>> BEGIN INFORMATION SHOWN

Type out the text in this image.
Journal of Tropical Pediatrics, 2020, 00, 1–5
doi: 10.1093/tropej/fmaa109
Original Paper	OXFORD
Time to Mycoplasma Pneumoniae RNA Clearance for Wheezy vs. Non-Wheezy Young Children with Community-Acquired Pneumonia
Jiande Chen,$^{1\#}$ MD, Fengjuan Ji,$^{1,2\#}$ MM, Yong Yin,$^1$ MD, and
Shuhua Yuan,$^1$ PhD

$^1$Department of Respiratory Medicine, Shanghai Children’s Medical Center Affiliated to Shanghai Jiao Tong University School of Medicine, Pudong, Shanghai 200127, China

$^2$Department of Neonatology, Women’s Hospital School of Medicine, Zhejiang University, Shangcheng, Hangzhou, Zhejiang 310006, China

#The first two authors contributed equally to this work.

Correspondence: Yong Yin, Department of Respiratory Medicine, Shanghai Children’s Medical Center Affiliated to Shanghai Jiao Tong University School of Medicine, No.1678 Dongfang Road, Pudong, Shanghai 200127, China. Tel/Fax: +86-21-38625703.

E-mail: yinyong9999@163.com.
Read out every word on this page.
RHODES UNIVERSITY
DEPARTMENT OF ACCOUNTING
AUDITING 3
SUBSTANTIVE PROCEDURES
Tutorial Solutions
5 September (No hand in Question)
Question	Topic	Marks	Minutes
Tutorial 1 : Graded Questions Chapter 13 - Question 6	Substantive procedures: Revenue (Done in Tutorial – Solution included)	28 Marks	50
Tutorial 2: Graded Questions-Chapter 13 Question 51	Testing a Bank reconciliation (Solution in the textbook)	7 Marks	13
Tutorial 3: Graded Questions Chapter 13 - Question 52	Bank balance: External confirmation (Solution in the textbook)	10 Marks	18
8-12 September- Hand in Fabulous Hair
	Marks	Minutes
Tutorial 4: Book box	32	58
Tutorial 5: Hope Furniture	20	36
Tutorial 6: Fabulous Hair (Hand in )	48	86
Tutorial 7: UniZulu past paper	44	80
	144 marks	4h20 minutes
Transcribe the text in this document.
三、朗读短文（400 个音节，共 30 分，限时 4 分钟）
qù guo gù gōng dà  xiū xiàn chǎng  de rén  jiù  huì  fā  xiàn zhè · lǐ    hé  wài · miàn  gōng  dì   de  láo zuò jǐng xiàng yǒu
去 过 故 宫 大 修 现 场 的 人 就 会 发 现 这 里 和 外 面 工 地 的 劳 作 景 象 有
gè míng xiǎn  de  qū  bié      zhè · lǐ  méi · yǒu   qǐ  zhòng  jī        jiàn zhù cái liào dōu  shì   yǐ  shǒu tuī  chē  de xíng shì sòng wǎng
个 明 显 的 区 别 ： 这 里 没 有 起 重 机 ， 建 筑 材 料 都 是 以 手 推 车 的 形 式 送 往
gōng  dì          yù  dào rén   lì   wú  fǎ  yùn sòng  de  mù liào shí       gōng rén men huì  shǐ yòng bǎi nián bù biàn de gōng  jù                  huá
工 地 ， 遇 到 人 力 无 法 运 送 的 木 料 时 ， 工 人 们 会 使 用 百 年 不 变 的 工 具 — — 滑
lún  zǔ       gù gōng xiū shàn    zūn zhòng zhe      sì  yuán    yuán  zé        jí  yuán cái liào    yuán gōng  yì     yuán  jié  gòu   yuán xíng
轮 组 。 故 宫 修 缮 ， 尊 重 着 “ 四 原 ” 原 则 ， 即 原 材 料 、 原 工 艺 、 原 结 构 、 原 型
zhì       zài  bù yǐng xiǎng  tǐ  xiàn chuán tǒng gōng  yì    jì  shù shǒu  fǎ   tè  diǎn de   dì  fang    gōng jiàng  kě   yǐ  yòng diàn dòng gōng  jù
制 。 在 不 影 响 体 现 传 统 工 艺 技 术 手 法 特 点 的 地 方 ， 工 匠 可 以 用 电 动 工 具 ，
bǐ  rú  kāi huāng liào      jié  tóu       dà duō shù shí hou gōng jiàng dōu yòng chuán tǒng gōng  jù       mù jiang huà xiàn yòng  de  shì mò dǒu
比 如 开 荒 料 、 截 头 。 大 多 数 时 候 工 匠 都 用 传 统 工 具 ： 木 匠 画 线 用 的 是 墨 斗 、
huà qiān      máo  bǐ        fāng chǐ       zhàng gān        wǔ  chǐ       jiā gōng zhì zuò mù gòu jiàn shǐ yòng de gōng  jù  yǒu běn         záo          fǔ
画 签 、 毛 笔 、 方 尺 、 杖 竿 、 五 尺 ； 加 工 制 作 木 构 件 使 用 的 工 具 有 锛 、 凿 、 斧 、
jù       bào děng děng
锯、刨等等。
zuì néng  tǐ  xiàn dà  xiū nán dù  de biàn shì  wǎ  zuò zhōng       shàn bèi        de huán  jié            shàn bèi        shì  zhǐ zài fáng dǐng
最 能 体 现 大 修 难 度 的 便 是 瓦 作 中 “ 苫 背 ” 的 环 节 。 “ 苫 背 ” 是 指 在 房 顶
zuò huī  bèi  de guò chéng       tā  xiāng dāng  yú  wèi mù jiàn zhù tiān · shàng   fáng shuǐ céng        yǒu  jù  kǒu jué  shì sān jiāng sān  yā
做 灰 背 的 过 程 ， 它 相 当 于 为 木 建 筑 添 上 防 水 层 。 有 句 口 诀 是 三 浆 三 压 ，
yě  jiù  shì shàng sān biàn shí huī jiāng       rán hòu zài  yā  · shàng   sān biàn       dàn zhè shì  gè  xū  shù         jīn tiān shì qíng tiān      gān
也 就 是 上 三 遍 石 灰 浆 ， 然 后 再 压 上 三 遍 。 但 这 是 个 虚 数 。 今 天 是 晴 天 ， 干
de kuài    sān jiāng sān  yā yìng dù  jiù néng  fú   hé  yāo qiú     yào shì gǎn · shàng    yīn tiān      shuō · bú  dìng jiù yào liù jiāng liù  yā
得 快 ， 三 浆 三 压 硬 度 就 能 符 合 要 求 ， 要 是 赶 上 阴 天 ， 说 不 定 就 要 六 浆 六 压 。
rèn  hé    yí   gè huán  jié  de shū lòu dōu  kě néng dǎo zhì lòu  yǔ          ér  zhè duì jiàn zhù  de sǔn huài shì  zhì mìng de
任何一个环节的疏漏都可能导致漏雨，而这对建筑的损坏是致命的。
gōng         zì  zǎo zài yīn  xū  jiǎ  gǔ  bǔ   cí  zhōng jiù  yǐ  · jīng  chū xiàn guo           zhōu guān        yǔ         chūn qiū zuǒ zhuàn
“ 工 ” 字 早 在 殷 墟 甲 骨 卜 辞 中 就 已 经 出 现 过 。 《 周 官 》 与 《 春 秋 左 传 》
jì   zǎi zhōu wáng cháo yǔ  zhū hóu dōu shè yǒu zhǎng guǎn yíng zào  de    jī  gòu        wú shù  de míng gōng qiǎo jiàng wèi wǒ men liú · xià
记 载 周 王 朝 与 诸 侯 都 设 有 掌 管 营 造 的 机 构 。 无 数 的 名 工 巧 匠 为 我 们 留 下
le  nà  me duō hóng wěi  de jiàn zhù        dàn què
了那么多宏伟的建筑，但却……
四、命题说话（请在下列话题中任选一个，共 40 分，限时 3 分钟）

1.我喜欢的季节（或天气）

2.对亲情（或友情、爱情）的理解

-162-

>> END INFORMATION SHOWN

Search the lines above for the string "Pudong", then show every one that has it.

[REPLY TO THE EXERCISE]:
$^1$Department of Respiratory Medicine, Shanghai Children’s Medical Center Affiliated to Shanghai Jiao Tong University School of Medicine, Pudong, Shanghai 200127, China
Correspondence: Yong Yin, Department of Respiratory Medicine, Shanghai Children’s Medical Center Affiliated to Shanghai Jiao Tong University School of Medicine, No.1678 Dongfang Road, Pudong, Shanghai 200127, China. Tel/Fax: +86-21-38625703.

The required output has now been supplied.